* BEGIN EXTRACTED INFORMATION *
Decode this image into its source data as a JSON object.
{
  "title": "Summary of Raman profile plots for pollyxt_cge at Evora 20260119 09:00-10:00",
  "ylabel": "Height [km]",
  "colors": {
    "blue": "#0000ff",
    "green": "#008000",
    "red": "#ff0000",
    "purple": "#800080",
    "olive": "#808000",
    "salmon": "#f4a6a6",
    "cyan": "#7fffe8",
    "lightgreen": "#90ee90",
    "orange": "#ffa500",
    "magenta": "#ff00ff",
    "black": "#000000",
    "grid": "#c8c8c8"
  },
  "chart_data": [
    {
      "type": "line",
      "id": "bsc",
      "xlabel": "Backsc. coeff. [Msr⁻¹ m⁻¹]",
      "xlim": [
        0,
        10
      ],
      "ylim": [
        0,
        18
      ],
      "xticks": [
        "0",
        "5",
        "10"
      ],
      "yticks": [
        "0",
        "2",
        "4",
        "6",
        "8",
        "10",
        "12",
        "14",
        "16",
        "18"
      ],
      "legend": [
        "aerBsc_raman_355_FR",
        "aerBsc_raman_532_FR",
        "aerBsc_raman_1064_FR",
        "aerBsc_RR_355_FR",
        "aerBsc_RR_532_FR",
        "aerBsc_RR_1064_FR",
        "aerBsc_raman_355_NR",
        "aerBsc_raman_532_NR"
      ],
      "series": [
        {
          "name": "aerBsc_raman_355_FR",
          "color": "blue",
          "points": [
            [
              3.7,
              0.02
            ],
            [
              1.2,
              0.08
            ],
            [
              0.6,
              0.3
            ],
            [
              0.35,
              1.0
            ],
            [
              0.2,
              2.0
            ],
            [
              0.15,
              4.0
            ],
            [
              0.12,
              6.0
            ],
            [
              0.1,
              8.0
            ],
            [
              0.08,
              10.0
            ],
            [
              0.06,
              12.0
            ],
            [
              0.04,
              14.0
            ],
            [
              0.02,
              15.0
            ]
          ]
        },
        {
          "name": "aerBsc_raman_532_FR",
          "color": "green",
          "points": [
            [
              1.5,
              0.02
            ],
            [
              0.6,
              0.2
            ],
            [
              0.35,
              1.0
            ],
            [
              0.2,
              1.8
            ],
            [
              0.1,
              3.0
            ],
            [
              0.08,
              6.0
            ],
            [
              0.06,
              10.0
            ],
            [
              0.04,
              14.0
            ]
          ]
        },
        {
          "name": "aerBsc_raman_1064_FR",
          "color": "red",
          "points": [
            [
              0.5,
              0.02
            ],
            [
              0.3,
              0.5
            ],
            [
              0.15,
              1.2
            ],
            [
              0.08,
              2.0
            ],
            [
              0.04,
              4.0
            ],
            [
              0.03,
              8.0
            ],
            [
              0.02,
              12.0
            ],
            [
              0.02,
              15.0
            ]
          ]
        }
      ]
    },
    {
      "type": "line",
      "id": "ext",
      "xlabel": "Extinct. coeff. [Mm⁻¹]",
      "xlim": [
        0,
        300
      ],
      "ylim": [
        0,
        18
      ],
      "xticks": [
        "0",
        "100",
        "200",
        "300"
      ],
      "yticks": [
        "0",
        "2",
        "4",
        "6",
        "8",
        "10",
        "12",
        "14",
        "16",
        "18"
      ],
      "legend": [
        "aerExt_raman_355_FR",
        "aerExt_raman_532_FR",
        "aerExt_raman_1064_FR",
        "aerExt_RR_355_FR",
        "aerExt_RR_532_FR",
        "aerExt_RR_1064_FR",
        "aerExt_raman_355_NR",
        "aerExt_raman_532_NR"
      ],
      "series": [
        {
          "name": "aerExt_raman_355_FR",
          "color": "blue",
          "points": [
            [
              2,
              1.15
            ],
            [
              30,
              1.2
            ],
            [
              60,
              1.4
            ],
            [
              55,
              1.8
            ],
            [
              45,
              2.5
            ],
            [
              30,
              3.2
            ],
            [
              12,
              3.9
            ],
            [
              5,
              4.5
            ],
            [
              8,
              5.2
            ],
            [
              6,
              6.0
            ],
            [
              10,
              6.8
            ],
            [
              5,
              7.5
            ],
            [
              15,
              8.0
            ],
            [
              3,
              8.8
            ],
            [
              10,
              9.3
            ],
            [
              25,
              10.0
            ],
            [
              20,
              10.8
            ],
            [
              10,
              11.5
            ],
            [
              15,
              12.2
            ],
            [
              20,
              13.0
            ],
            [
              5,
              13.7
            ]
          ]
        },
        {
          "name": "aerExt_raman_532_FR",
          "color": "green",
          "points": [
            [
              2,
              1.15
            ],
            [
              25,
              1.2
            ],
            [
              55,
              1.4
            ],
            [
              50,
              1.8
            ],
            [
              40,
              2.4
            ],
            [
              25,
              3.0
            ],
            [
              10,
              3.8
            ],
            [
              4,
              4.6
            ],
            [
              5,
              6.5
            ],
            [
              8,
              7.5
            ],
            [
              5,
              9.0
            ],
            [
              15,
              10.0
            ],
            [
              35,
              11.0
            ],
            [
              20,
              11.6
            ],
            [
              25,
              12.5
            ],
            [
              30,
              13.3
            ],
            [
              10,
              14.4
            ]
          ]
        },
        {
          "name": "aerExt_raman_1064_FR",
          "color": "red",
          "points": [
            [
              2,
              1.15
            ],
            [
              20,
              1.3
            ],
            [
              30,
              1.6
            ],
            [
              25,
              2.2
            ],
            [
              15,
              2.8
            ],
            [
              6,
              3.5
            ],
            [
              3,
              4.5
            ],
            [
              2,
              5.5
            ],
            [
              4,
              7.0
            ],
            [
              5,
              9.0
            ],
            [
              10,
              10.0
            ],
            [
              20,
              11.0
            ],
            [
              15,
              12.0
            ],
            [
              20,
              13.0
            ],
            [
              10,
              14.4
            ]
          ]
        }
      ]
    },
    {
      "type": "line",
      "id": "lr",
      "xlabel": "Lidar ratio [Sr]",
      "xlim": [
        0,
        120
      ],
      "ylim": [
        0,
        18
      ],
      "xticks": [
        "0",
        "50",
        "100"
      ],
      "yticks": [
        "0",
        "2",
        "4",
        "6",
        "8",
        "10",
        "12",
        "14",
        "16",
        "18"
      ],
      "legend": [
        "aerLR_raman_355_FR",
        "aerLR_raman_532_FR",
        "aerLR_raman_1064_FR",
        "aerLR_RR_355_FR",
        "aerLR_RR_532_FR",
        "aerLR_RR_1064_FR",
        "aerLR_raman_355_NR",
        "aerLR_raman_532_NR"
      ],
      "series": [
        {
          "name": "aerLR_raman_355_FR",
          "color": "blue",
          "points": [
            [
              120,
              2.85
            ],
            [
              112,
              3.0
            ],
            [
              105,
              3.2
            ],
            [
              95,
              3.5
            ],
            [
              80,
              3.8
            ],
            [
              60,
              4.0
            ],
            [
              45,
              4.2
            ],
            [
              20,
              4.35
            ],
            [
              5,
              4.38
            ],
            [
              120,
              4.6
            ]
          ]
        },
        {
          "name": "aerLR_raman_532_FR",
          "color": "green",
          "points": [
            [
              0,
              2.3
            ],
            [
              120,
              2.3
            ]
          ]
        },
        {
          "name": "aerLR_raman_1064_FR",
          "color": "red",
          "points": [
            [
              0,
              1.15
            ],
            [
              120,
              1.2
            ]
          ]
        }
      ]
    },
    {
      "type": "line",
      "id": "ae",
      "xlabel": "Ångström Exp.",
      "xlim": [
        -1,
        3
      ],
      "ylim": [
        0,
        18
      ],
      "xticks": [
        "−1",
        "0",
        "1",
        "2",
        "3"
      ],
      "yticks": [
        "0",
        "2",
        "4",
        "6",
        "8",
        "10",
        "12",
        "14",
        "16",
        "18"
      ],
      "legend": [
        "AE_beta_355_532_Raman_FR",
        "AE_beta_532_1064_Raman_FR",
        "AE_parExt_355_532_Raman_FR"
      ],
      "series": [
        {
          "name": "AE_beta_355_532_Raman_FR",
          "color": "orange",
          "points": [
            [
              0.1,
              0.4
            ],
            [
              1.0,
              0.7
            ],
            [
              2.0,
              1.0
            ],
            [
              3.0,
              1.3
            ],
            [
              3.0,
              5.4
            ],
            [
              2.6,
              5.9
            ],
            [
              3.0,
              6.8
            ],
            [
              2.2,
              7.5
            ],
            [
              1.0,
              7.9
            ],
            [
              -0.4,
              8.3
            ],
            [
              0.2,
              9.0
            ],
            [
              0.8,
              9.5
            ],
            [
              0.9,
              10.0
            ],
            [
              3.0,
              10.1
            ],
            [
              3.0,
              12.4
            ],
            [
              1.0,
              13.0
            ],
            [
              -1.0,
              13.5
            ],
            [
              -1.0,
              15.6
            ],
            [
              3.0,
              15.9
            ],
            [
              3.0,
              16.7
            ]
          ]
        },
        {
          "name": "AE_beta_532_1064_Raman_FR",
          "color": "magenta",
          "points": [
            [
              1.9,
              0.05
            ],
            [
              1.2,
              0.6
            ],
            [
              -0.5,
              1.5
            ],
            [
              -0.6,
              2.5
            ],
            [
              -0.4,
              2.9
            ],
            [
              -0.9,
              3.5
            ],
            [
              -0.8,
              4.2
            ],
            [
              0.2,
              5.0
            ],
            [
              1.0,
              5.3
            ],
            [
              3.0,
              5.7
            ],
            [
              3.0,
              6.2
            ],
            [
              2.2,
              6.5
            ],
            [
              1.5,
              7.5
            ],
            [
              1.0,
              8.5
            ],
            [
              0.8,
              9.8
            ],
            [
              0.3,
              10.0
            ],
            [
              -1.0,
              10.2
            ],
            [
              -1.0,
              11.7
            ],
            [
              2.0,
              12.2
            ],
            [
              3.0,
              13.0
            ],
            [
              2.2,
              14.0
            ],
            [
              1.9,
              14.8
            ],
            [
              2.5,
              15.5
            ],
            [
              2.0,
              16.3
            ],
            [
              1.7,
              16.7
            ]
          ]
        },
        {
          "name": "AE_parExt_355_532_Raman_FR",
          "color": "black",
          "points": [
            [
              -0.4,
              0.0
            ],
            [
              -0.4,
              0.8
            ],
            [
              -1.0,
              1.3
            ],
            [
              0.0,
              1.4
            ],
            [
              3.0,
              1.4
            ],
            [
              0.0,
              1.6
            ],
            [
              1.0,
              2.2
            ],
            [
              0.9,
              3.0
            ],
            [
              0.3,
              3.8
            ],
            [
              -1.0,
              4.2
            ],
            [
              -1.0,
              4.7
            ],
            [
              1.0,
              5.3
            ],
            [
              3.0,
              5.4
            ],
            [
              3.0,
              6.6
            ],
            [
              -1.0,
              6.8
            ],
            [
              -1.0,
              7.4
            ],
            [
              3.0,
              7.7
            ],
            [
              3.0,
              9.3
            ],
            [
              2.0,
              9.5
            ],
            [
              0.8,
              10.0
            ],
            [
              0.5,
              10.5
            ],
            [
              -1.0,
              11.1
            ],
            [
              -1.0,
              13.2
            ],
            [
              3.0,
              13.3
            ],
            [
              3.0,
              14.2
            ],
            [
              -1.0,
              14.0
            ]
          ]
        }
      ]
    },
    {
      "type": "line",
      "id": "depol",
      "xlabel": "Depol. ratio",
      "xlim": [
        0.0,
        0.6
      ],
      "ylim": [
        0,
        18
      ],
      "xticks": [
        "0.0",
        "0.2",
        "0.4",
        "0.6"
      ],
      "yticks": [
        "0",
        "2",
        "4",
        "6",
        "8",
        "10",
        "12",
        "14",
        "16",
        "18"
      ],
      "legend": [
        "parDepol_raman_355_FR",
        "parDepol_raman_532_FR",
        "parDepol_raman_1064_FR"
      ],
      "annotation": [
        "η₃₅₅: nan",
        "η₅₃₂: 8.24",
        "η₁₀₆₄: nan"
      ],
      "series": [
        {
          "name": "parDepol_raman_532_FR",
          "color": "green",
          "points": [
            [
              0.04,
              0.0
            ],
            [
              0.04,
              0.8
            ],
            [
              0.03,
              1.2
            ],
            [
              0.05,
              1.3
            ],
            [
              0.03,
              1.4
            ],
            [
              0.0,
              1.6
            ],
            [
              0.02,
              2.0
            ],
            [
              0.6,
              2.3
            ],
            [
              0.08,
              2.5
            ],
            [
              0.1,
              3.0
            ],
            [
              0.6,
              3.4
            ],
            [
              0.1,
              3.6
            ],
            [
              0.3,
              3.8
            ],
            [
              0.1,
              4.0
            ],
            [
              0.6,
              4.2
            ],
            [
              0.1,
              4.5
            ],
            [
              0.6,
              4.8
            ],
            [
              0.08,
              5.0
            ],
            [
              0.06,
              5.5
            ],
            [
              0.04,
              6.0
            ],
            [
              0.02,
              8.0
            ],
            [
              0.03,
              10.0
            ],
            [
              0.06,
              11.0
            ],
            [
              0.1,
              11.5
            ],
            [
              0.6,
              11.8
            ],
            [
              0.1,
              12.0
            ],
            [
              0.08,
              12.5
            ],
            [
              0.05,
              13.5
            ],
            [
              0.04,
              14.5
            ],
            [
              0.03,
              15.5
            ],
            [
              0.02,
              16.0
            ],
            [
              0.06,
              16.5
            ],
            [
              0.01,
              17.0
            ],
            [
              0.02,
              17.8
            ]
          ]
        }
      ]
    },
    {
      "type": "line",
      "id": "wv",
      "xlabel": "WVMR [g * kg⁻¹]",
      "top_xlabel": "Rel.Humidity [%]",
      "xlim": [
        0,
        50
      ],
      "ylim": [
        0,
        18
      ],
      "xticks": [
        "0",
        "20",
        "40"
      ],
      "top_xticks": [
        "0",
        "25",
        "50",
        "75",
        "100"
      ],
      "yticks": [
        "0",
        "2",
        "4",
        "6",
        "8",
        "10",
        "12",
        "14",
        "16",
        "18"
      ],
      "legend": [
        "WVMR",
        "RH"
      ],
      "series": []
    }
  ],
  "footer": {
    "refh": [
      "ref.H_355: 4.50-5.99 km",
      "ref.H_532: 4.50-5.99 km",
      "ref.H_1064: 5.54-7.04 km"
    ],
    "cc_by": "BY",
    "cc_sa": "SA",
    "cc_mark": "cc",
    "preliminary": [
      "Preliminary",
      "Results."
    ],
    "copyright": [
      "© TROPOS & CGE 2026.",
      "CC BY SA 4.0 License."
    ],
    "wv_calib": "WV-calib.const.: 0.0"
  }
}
* END EXTRACTED INFORMATION *
* BEGIN EXTRACTED INFORMATION *
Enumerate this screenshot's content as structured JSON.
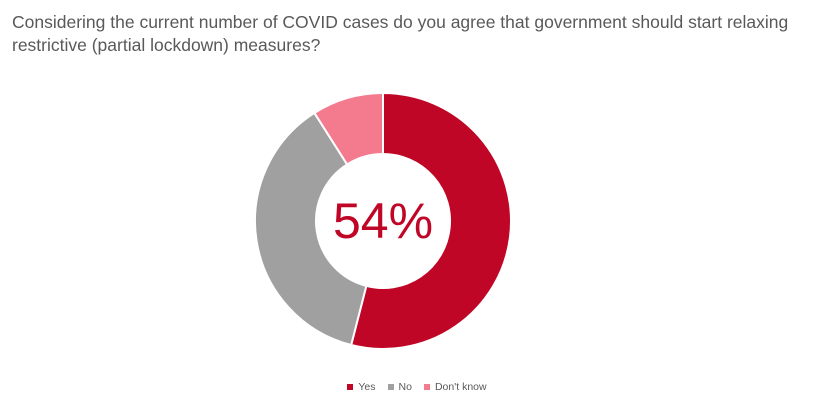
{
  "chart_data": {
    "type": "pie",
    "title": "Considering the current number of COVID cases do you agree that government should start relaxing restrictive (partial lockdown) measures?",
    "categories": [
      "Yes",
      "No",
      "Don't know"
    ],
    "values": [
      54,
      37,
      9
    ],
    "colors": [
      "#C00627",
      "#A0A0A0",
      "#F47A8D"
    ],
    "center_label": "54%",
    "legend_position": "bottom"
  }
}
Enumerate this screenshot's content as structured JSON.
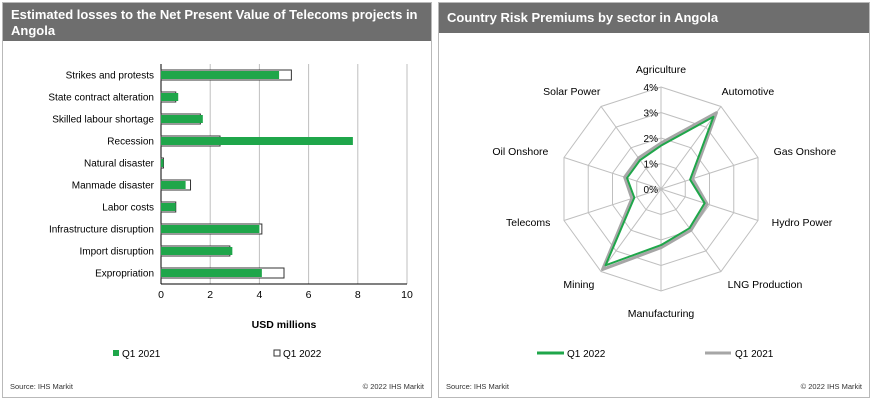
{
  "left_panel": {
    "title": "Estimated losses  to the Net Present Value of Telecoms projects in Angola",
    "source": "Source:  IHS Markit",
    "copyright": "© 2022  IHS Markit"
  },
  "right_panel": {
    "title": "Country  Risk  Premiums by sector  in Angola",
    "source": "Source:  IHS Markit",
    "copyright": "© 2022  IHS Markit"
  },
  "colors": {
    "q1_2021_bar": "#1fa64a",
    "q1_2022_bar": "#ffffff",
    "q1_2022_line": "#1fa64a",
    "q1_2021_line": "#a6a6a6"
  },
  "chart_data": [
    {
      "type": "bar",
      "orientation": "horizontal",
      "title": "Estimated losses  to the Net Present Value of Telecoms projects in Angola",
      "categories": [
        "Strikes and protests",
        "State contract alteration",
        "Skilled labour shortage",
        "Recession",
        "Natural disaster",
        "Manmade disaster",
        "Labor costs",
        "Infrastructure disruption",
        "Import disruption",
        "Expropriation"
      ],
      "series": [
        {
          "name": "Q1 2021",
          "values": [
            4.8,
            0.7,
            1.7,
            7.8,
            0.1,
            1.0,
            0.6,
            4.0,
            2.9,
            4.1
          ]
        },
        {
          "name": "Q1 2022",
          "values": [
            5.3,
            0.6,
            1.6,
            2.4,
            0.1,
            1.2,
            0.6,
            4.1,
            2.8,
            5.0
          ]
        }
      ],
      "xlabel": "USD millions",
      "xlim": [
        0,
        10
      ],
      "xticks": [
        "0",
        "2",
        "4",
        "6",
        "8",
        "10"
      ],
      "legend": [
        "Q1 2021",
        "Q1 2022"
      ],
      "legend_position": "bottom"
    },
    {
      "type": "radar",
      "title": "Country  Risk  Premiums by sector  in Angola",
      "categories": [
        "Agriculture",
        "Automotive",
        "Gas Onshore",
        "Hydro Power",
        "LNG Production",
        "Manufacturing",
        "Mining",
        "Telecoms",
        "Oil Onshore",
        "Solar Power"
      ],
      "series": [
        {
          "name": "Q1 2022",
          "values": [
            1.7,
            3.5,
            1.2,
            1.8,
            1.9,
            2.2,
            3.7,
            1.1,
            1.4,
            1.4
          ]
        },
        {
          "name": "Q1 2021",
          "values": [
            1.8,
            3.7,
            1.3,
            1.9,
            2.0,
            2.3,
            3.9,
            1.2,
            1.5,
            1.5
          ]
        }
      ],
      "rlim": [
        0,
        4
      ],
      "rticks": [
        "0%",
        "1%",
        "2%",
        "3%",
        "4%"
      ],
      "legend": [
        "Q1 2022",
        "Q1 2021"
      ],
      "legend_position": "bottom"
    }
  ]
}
* END EXTRACTED INFORMATION *
• PROMPT: Find the word "Present" in the data and show each line that holds it.

• EXERCISE OUTPUT:
    "title": "Estimated losses  to the Net Present Value of Telecoms projects in Angola",
      "title": "Estimated losses  to the Net Present Value of Telecoms projects in Angola",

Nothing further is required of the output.